## EXERCISE INSTRUCTIONS
Swap every "color-box" in the records below for "color-swatch", changing nothing else, and omit the pictures from your output.

===== MATERIAL FOR THIS EXERCISE =====

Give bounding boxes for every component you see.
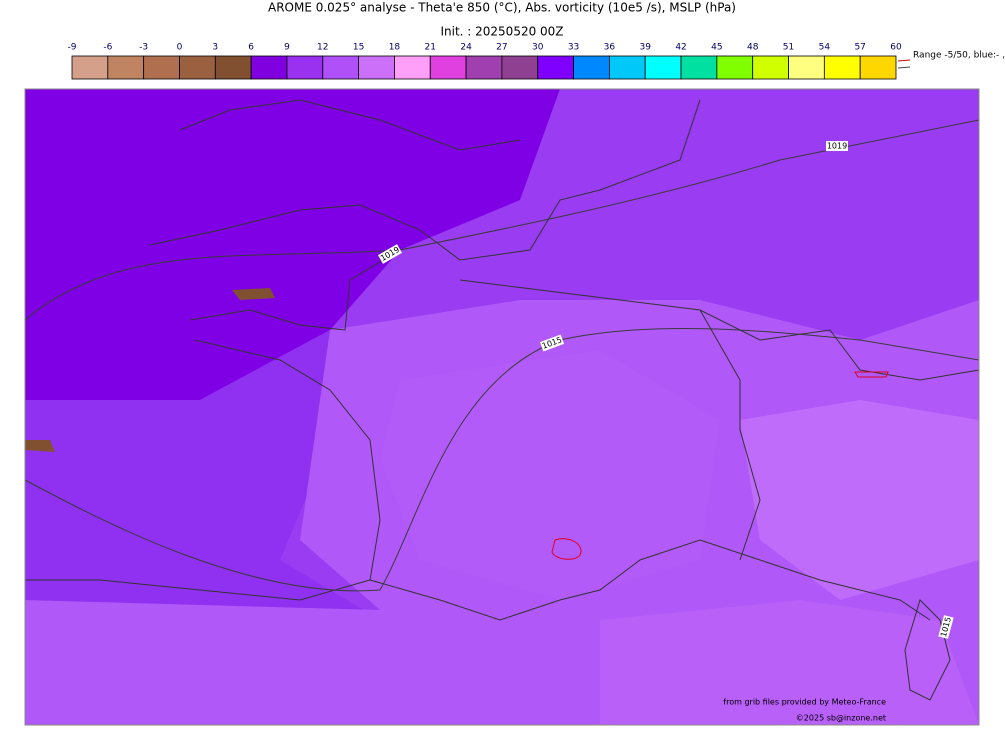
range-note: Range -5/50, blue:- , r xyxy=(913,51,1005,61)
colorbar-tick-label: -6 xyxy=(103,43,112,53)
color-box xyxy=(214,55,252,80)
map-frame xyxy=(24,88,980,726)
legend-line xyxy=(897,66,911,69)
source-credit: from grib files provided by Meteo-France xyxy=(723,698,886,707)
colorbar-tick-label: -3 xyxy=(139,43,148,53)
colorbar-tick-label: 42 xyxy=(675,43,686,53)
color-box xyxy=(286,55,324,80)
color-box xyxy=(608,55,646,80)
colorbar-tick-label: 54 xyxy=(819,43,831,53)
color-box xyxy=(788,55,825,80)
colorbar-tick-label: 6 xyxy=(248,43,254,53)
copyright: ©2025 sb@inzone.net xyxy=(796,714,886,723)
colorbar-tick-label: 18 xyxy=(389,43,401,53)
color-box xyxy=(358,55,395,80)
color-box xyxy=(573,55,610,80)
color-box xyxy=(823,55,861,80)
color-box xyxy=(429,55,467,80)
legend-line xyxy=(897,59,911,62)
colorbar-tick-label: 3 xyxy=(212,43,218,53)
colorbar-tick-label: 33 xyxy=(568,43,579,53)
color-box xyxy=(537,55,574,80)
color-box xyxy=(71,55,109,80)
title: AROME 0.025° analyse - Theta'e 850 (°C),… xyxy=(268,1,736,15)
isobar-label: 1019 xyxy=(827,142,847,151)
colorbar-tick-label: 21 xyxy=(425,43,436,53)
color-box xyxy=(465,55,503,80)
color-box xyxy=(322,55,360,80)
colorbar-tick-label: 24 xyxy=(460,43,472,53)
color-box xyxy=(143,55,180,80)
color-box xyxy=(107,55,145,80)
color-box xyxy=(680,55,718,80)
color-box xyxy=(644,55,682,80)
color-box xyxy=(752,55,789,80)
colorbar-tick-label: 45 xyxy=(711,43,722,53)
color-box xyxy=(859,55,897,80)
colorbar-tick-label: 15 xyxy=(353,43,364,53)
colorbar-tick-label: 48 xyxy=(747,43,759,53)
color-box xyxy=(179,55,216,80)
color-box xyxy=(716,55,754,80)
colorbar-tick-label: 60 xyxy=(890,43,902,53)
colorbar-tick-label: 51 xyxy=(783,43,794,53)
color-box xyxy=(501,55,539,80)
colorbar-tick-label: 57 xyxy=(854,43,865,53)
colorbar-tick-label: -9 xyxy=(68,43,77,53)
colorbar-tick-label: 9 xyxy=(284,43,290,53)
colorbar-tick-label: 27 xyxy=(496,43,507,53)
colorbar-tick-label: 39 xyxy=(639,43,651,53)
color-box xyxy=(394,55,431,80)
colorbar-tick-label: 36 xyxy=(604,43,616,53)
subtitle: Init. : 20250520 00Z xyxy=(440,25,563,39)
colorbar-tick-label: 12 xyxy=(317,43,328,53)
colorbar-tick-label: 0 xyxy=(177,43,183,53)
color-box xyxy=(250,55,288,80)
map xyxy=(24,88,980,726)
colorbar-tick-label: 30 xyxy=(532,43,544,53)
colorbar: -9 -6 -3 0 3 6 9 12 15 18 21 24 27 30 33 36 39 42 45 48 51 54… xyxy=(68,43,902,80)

=====

## FINAL ANSWER
Give bounding boxes for every component you see.
range-note: Range -5/50, blue:- , r xyxy=(913,51,1005,61)
colorbar-tick-label: -6 xyxy=(103,43,112,53)
color-swatch xyxy=(214,55,252,80)
map-frame xyxy=(24,88,980,726)
legend-line xyxy=(897,66,911,69)
source-credit: from grib files provided by Meteo-France xyxy=(723,698,886,707)
colorbar-tick-label: -3 xyxy=(139,43,148,53)
colorbar-tick-label: 42 xyxy=(675,43,686,53)
color-swatch xyxy=(286,55,324,80)
color-swatch xyxy=(608,55,646,80)
colorbar-tick-label: 54 xyxy=(819,43,831,53)
color-swatch xyxy=(788,55,825,80)
colorbar-tick-label: 6 xyxy=(248,43,254,53)
copyright: ©2025 sb@inzone.net xyxy=(796,714,886,723)
colorbar-tick-label: 18 xyxy=(389,43,401,53)
color-swatch xyxy=(358,55,395,80)
color-swatch xyxy=(573,55,610,80)
color-swatch xyxy=(823,55,861,80)
color-swatch xyxy=(429,55,467,80)
legend-line xyxy=(897,59,911,62)
colorbar-tick-label: 3 xyxy=(212,43,218,53)
colorbar-tick-label: 33 xyxy=(568,43,579,53)
color-swatch xyxy=(537,55,574,80)
color-swatch xyxy=(71,55,109,80)
title: AROME 0.025° analyse - Theta'e 850 (°C),… xyxy=(268,1,736,15)
isobar-label: 1019 xyxy=(827,142,847,151)
colorbar-tick-label: 21 xyxy=(425,43,436,53)
color-swatch xyxy=(465,55,503,80)
color-swatch xyxy=(322,55,360,80)
colorbar-tick-label: 24 xyxy=(460,43,472,53)
color-swatch xyxy=(143,55,180,80)
color-swatch xyxy=(107,55,145,80)
color-swatch xyxy=(680,55,718,80)
color-swatch xyxy=(644,55,682,80)
color-swatch xyxy=(752,55,789,80)
colorbar-tick-label: 45 xyxy=(711,43,722,53)
color-swatch xyxy=(859,55,897,80)
colorbar-tick-label: 15 xyxy=(353,43,364,53)
colorbar-tick-label: 48 xyxy=(747,43,759,53)
color-swatch xyxy=(179,55,216,80)
color-swatch xyxy=(716,55,754,80)
colorbar-tick-label: 60 xyxy=(890,43,902,53)
colorbar-tick-label: 51 xyxy=(783,43,794,53)
color-swatch xyxy=(501,55,539,80)
colorbar-tick-label: 57 xyxy=(854,43,865,53)
colorbar-tick-label: -9 xyxy=(68,43,77,53)
colorbar-tick-label: 9 xyxy=(284,43,290,53)
colorbar-tick-label: 27 xyxy=(496,43,507,53)
colorbar-tick-label: 39 xyxy=(639,43,651,53)
color-swatch xyxy=(394,55,431,80)
colorbar-tick-label: 36 xyxy=(604,43,616,53)
subtitle: Init. : 20250520 00Z xyxy=(440,25,563,39)
colorbar-tick-label: 12 xyxy=(317,43,328,53)
colorbar-tick-label: 0 xyxy=(177,43,183,53)
color-swatch xyxy=(250,55,288,80)
map xyxy=(24,88,980,726)
colorbar-tick-label: 30 xyxy=(532,43,544,53)
colorbar: -9 -6 -3 0 3 6 9 12 15 18 21 24 27 30 33 36 39 42 45 48 51 54… xyxy=(68,43,902,80)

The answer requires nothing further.